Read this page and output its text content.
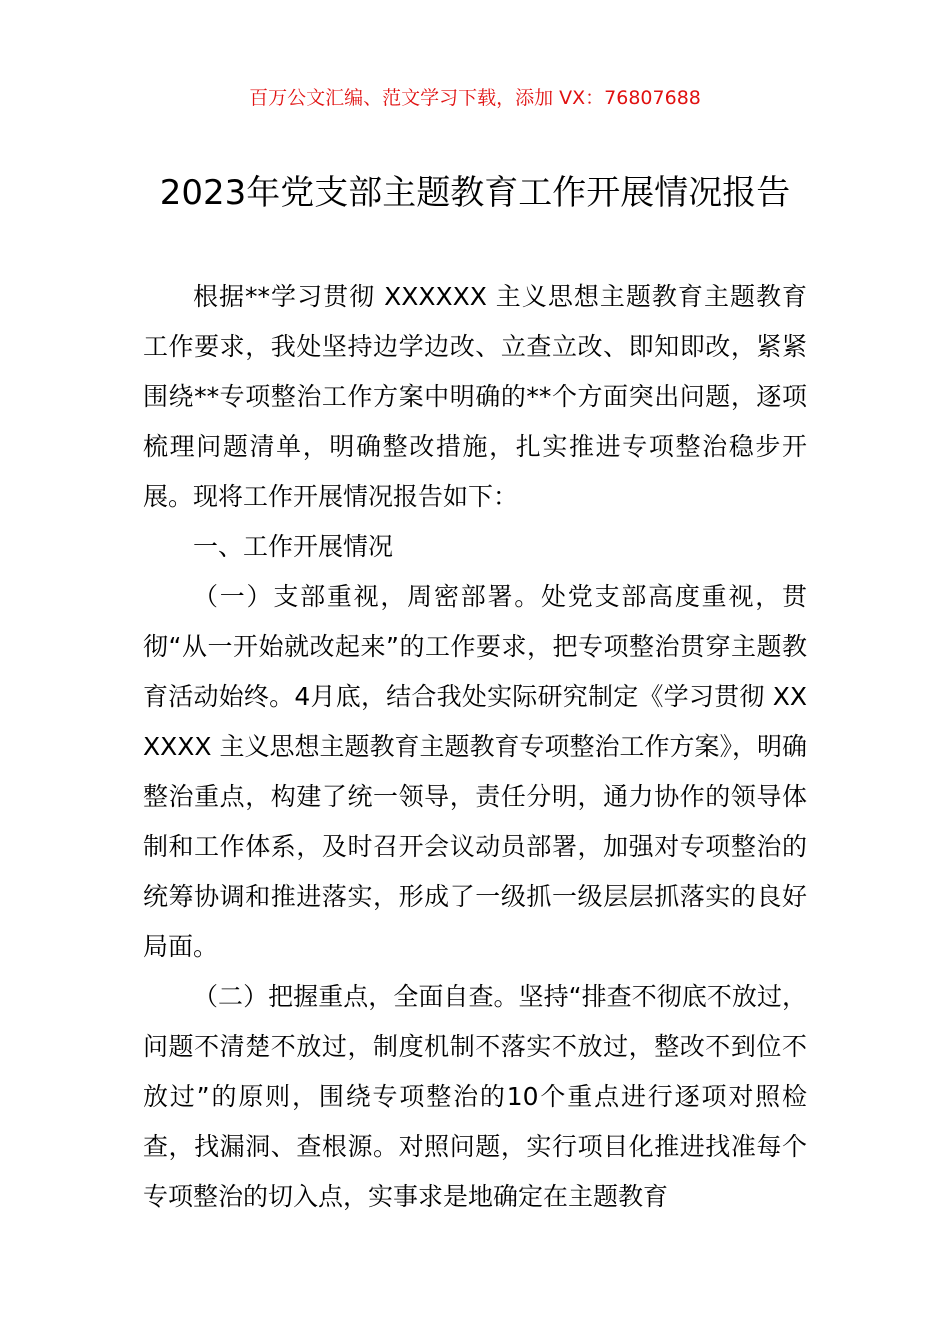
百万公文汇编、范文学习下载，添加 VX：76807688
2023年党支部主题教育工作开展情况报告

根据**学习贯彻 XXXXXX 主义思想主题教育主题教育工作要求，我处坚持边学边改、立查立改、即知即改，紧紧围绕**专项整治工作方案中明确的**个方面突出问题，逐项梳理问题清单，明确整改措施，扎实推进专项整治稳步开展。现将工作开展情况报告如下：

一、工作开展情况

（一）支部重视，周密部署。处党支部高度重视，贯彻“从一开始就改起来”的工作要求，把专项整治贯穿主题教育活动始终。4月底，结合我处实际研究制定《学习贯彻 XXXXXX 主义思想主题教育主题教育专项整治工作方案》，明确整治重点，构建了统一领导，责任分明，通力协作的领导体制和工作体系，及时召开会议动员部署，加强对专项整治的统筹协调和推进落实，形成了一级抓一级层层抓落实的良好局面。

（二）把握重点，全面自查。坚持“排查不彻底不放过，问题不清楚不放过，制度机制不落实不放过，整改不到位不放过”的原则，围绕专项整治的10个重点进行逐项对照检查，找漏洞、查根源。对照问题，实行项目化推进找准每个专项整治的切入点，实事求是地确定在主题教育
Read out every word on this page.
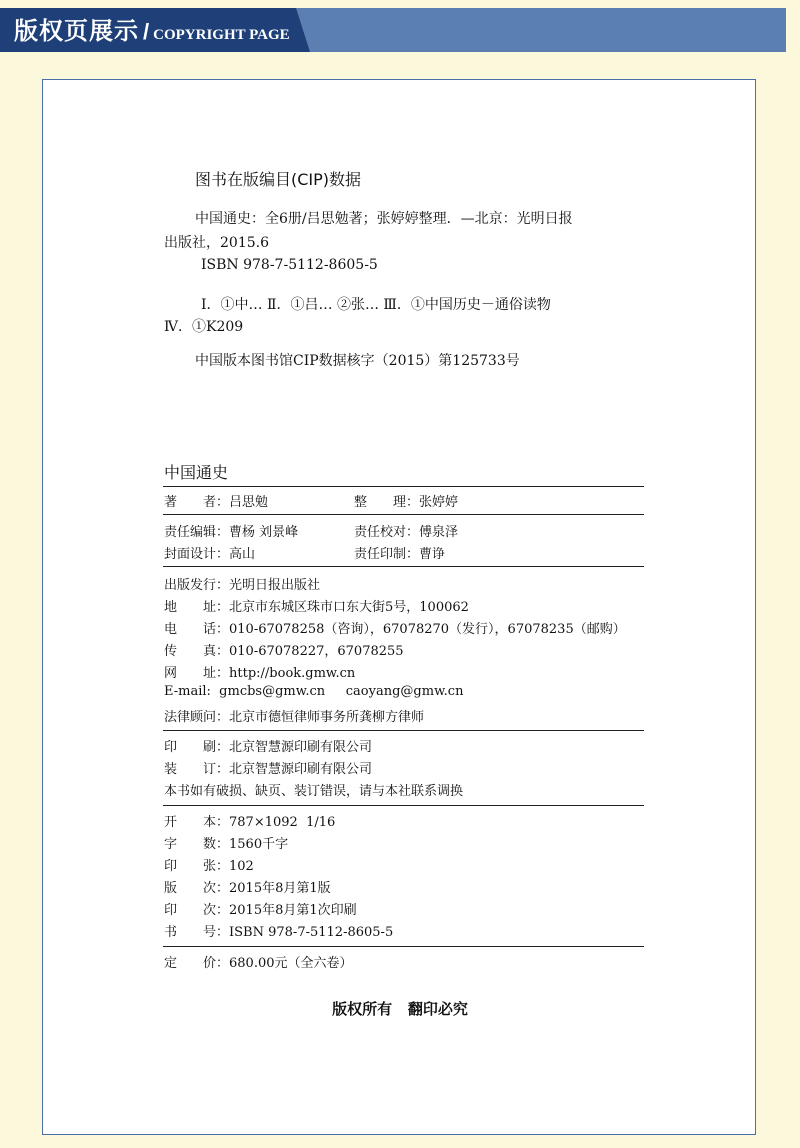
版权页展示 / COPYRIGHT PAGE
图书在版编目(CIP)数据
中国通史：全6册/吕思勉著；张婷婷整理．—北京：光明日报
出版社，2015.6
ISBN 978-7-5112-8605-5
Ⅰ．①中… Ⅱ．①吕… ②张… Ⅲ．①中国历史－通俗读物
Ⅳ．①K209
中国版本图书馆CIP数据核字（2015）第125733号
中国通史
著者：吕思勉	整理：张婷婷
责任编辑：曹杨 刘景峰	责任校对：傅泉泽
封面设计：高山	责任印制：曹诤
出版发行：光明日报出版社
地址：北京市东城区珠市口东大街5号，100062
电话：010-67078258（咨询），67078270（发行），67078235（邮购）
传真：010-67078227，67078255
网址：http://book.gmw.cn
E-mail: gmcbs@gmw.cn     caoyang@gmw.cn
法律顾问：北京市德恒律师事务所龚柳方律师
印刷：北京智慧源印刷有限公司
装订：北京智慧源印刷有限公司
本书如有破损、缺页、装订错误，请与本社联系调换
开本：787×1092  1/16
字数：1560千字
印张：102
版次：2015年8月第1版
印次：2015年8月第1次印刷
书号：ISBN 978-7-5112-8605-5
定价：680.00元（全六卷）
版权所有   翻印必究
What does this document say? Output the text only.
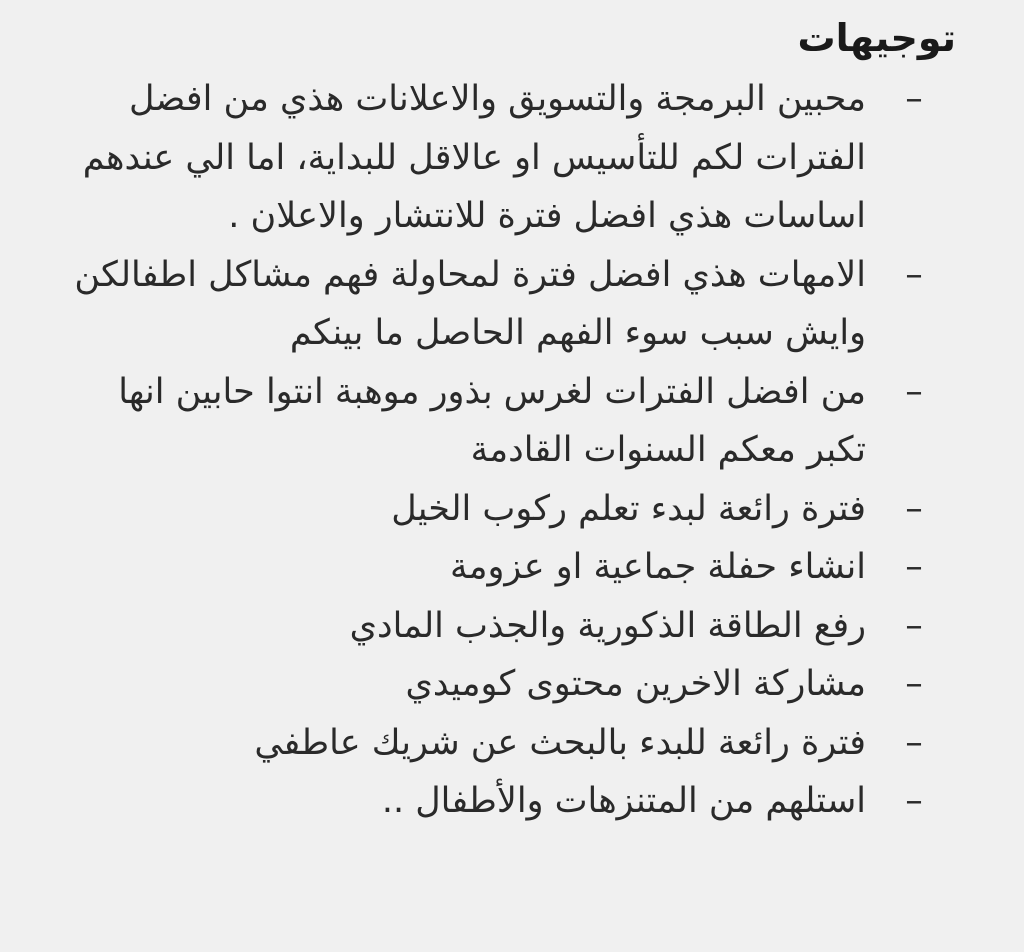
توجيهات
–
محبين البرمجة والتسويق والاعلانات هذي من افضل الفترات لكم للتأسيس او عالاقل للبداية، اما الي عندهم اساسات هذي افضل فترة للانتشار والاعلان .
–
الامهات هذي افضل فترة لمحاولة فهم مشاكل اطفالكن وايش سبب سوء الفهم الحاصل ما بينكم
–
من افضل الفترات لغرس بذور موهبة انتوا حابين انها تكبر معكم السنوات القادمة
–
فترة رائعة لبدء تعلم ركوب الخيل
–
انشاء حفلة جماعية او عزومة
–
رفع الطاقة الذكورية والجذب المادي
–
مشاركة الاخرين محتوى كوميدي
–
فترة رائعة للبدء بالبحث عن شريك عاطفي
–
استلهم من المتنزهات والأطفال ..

**********

Scan the material above. Return every line containing the string "this".

Read this page and output its text content.
Read out every word on this page.
What does this document say? Output the text only.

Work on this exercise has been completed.